## [FRAGMENTO PARA LEER]
El agua cambiada en vino en Caná era sólo un preludio. El gran cambio llegaría inmediatamente después. Y aquel grupo de trece hombres silenciosos y unas pocas mujeres iban a ser sus primeros testigos. Ahora bajaban silenciosos, preguntándose aún si habían vivido un prodigio o un sueño. Camino de Cafarnaún daban vueltas y vueltas en sus cabezas a lo ocurrido y no lograban llegar a conclusión alguna. Miraban a aquel hombre joven que les parecía silencioso y que caminaba rápido como quien sabe que le espera una enorme aventura, y no lograban adivinar lo que había al otro lado de sus ojos. Pero, cuanto más lo pensaban, más se daban cuenta de que lo que les desconcertaba no era tanto el que hubiera cambiado el agua en vino, como el que lo hubiese hecho con una tan asombrosa naturalidad: como quien juega, como quien tiene verdadero «poder» sobre las cosas de este mundo. No, no era un embaucador. No había rodeado su gesto de juegos de manos, de brillos y esplendores. No intentó siquiera conclusión alguna de aquello que no podía recibir otro calificativo que el de «milagro». No se esforzó en sacar provecho de lo ocurrido. Fue tal el asombro entre cuantos lo presenciaron que nadie se arrodilló, ni se decidió a formular el menor comentario. Aunque bastantes sintieron dentro de sí algo que se parecía mucho a la fe. ¿Era un Dios? Nadie se atrevió a hacer esta suposición que, a alguien tan monoteísta como los judíos, no podía menos de parecerle una blasfemia. ¿Era un profeta del Dios único? En todo caso, algo reconocían todos sin dudarlo: una presencia misteriosa había pasado por sus manos de carpintero. Y, ahora, él se alejaba de Caná como tratando de huir del lugar del prodigio, intentando poner sordina a los comentarios, regresando a ser el oscuro caminante que era.

 

Pero ya nunca lograría pasar inadvertido. Lo ocurrido en Caná corrió de boca en boca por toda Galilea. No se hablaba de otra cosa en mercados y sinagogas, aun cuando en muchos casos se añadieran las inevitables exageraciones de la imaginación de la gente. «¿Y dices que, con solo su palabra, cambió en vino seiscientos litros de agua?». —«Sí, sí, yo lo vi con mis ojos». —«¿Y no será que estabais todos demasiado borrachos como para enteraros de lo que bebíais? Has dicho que, antes, os habíais tragado ya todo el vino preparado por los novios, que no debió de ser poco». —«No, no, estábamos lo suficientemente sobrios como para distinguir. Y lo comprobaron los criados y el maestresala que no habían probado la bebida. Os lo digo: es él, es él». «¿El? ¿Quién? «El esperado, el que anunciaron los profetas». «¿Aún mantienes esas esperanzas? ¡Demasiadas veces hemos sido engañados ya! ¡Demasiados mesías nos han visitado en estos años, que nos ilusionaron para decepcionarnos poco después! No, no. Es tarde. El mundo está ya sobradamente corrompido como para que sigamos pensando que esto puede cambiar. Dios se ha ido de este mundo. Se ha alejado, aburrido de nosotros. Es de noche. No nos queda nada que esperar».

## [DATOS PROPORCIONADOS]
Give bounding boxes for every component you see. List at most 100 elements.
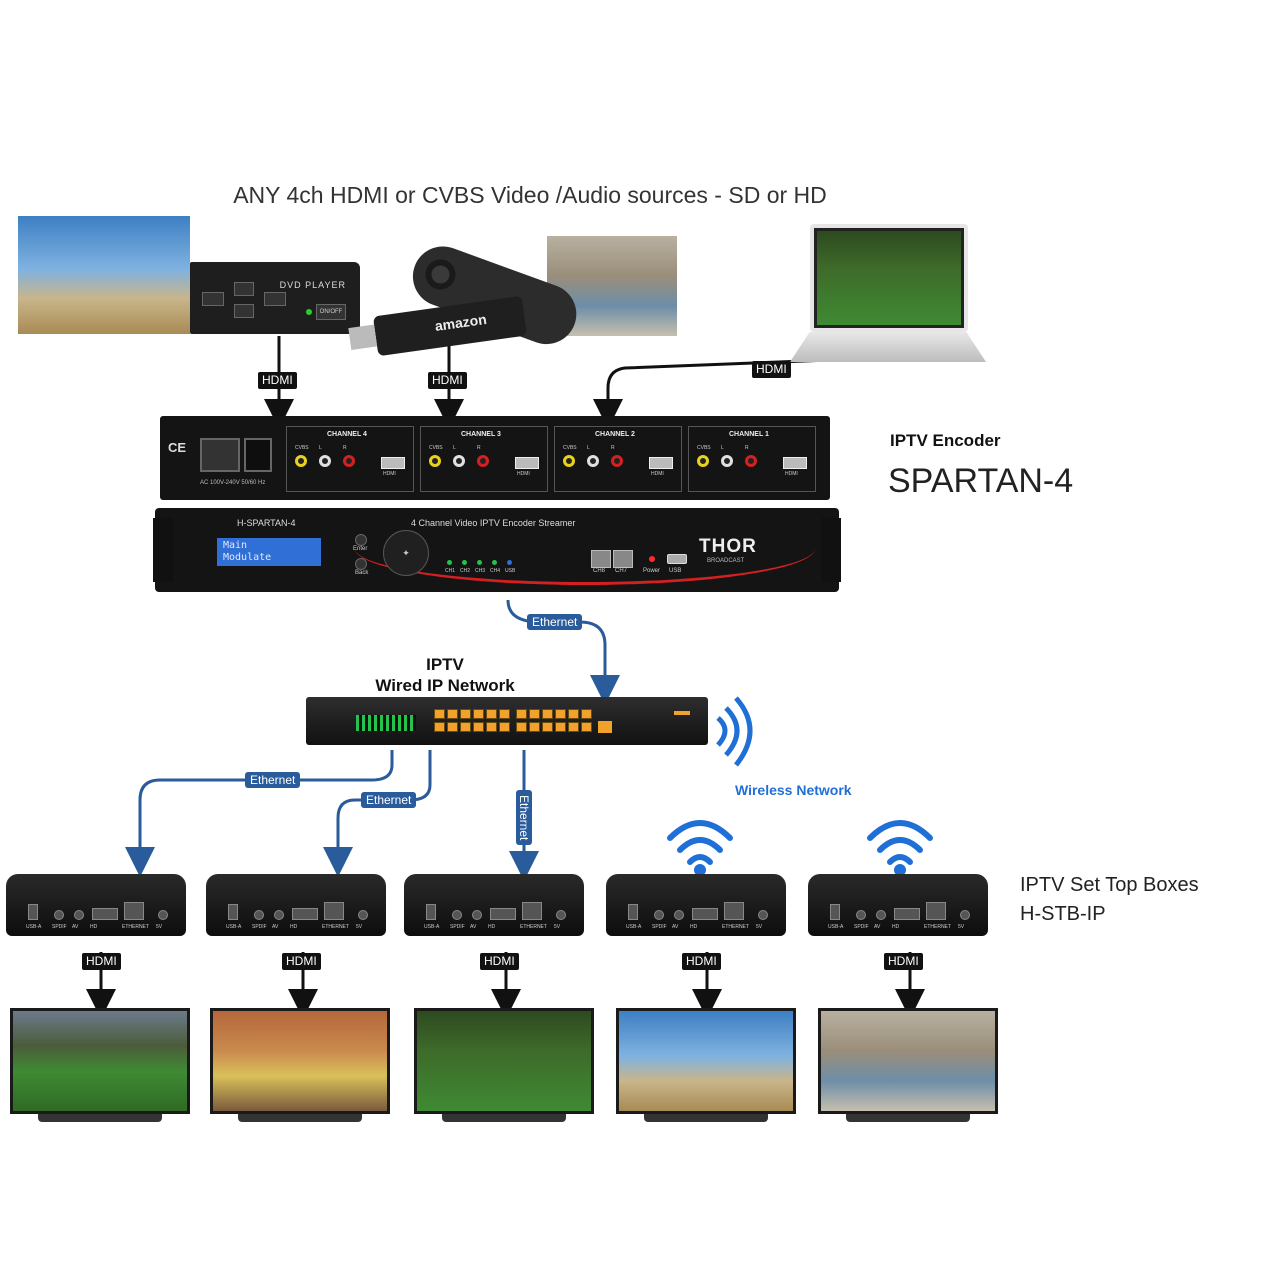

## [TAREAS]
1. Responde estas preguntas sobre el relato de Caná:
(a) ¿Camino de qué lugar bajaban los testigos tras el prodigio?
(b) ¿Cuántos litros de agua se dice que cambió en vino con solo su palabra?
(c) Según quien afirma haberlo visto, ¿quiénes comprobaron el cambio sin haber probado la bebida?
2. Prolonga el relato sobre el milagro de Caná a partir del punto en que se detiene.

## [RESULTADOS POR TAREA]
1.
(a) Camino de Cafarnaún.
(b) Seiscientos litros.
(c) Los criados y el maestresala.

2.
 

Lo negaban muchos. Al hombre siempre le cuesta aceptar precisamente lo que más espera y necesita. Habían alimentado tantas alegrías que temían albergar en su alma una más que se les pudiera convertir, una vez más, en amargura. No, no. Es preferible no hacerse ilusiones, no creer. Pero, luego, por la noche, en el silencio, todos se hacían la misma pregunta: «¿Y si esta vez fuera verdad?» Habrían dado sus vidas por poder responderse afirmativamente. El hombre no ha sido hecho para vivir en la decepción. Y, quién más, quién menos, todos precisan algo en lo que creer y una esperanza por la que luchar. Y, para un pueblo ardiente como el judío, toda bandera de esperanza se difundía como un incendio devastador. Pero ni siquiera los más optimistas sospechaban la revolución que estaba acercándose.

 

Revolución. No debemos vacilar al emplear esta palabra, tan manoseada, tan desprestigiada, manchada por tanta sangre a lo largo de la historia. Pero es la palabra que mejor define lo que estaba naciendo. Porque el giro más alto, más brusco, más radical que el mundo ha conocido, iba a producirse allí, a orillas del mar de Tiberiades.

 

Desgraciadamente, lo mismo que la grasa y el tiempo convierten a un vigoroso joven en un señor adiposo, así los tópicos y la mediocridad han ido deteriorando, reblandeciendo, ablandando, lo que entonces ocurrió. Y, cuando alguien nos cuenta los comienzos de la predicación de Jesús, enseguida nos imaginamos un clima de caramelo: el «dulce» maestro empezó a decir «dulces» palabras, tan bellas como aburridas. Y nos disponemos a dormirnos, como en los sermones.

 

Y, sin embargo, entonces no fue así. Fue, en todo menos en la violencia, como el estallar de una guerra. Quienes hemos vivido alguna en años infantiles lo comprendemos bien: alguien levanta una bandera, lanza un pregón, suena una trompeta, el mundo se llena de gritos (¡«A las armas! ¡La patria está en peligro!») y los corazones se ponen en pie; corren a alistarse los combatientes; despiertan los dormidos; la voz de alerta corre de casa en casa; se multiplican las angustias y las esperanzas; las gentes abandonan sus rutinas, sus empleos, sienten que el alma les crece; todo parece herido por una tremenda vocación de muerte o de victoria. Algo ha entrado en juego. Nadie saldrá de la guerra como entró en ella. Todo va a cambiar.

 

Así debió de ser. La voz de Jesús tocaba a rebato a la orilla del lago y crecieron los rumores, las voces, las llamadas y la gente corrió a escuchar aquella convocatoria misteriosa, a la vez que magnífica, que incitaba a algo grande.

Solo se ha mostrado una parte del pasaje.